◆ Given exercise
Lines containing the word "카테고리" are the ones to copy from the records below.

========

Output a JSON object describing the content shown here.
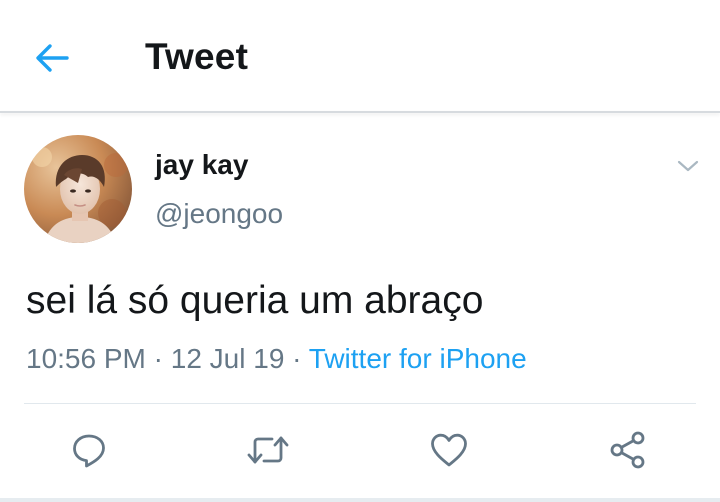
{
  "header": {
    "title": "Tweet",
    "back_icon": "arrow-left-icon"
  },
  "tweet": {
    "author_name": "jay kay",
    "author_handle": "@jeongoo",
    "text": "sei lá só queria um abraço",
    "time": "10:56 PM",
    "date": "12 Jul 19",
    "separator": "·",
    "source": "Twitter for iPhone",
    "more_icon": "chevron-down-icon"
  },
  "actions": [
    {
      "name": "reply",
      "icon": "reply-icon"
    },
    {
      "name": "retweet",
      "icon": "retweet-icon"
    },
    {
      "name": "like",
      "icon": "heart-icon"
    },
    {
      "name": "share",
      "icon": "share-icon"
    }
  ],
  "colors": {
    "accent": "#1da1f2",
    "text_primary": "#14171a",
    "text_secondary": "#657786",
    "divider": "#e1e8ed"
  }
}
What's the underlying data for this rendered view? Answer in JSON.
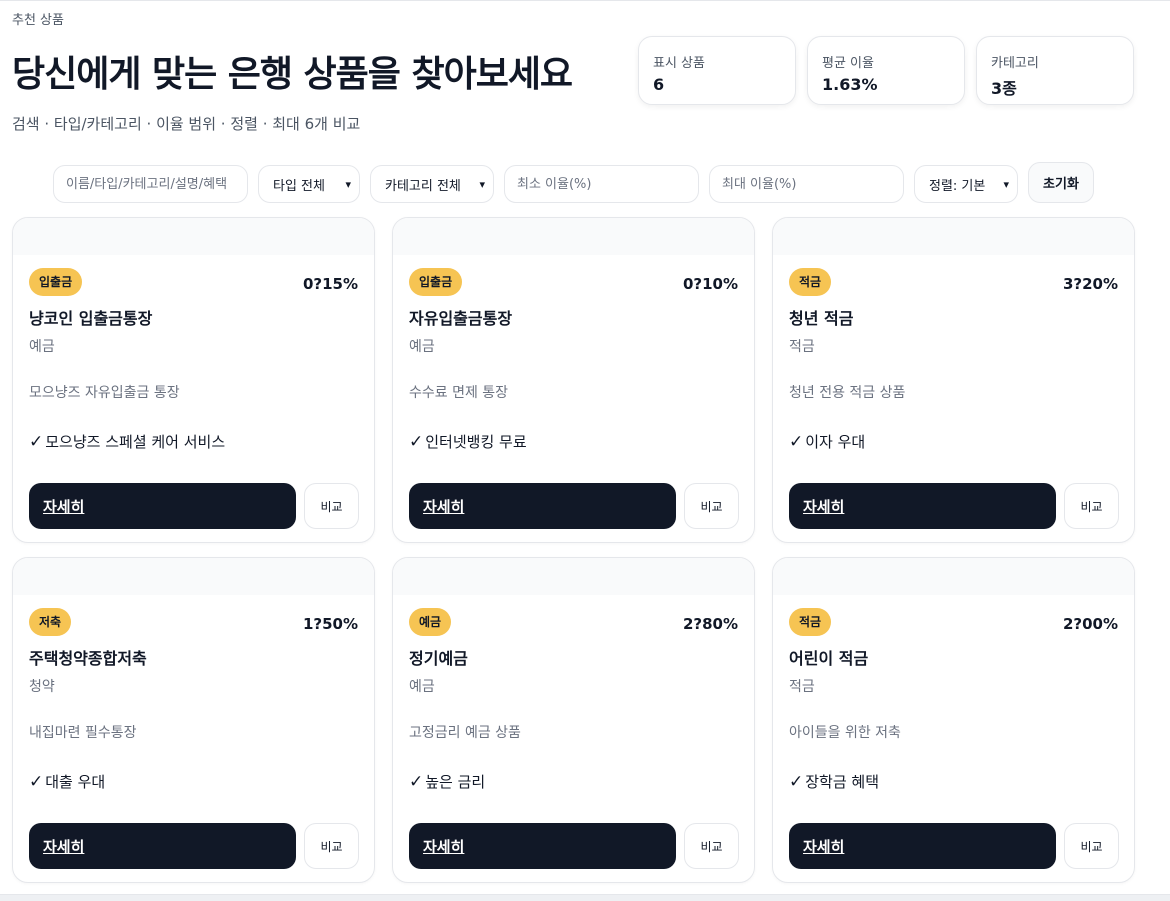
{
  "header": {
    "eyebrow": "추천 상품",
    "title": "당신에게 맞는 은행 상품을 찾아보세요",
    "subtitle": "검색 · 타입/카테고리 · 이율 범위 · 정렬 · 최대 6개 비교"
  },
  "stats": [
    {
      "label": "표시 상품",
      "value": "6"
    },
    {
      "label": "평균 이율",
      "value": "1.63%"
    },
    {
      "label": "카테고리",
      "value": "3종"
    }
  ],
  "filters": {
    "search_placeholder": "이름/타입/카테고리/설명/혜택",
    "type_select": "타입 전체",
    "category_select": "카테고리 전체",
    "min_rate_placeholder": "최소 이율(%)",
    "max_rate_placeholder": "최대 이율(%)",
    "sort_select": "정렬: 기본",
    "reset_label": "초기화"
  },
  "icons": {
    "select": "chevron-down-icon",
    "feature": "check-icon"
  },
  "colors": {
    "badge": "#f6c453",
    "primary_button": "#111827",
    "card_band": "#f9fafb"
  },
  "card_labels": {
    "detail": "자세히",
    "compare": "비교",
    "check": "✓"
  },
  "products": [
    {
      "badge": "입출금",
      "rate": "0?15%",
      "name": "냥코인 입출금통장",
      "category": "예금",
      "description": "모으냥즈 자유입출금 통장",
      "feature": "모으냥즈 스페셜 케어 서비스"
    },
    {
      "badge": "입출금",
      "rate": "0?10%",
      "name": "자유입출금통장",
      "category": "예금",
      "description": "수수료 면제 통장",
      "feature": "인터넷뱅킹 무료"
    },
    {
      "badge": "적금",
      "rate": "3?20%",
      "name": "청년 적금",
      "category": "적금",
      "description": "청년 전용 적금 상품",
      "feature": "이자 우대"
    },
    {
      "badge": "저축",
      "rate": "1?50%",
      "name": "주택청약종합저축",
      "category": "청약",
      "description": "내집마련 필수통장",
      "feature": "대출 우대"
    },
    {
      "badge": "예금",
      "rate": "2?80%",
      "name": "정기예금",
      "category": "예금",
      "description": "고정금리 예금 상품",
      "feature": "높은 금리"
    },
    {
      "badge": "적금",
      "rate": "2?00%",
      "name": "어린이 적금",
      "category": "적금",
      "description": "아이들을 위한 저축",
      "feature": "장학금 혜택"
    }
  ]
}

========

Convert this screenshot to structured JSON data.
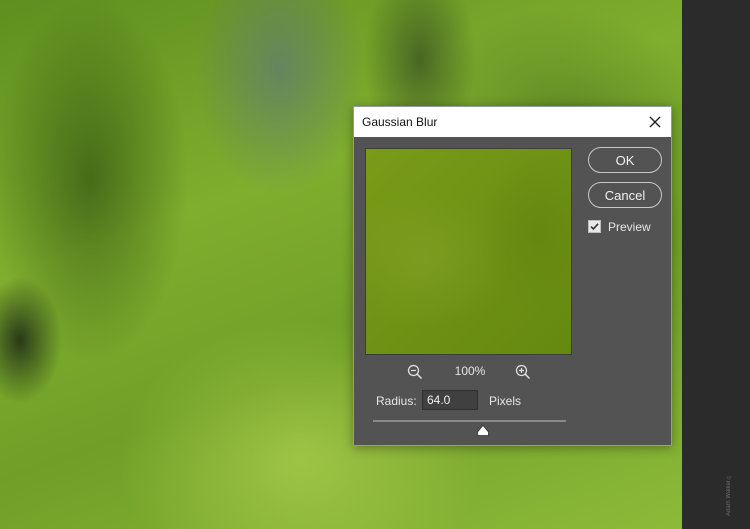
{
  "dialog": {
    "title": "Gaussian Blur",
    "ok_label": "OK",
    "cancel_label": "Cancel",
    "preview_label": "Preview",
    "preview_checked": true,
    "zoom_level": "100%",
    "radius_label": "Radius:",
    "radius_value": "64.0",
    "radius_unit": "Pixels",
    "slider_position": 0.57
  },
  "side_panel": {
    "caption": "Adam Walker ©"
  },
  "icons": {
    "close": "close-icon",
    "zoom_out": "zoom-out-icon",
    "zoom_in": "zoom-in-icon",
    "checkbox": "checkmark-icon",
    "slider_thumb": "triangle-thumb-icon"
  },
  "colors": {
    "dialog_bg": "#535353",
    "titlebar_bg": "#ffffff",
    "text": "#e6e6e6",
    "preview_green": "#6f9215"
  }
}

========

◆ Task solution
    "subtitle": "검색 · 타입/카테고리 · 이율 범위 · 정렬 · 최대 6개 비교"
      "label": "카테고리",
    "search_placeholder": "이름/타입/카테고리/설명/혜택",
    "category_select": "카테고리 전체",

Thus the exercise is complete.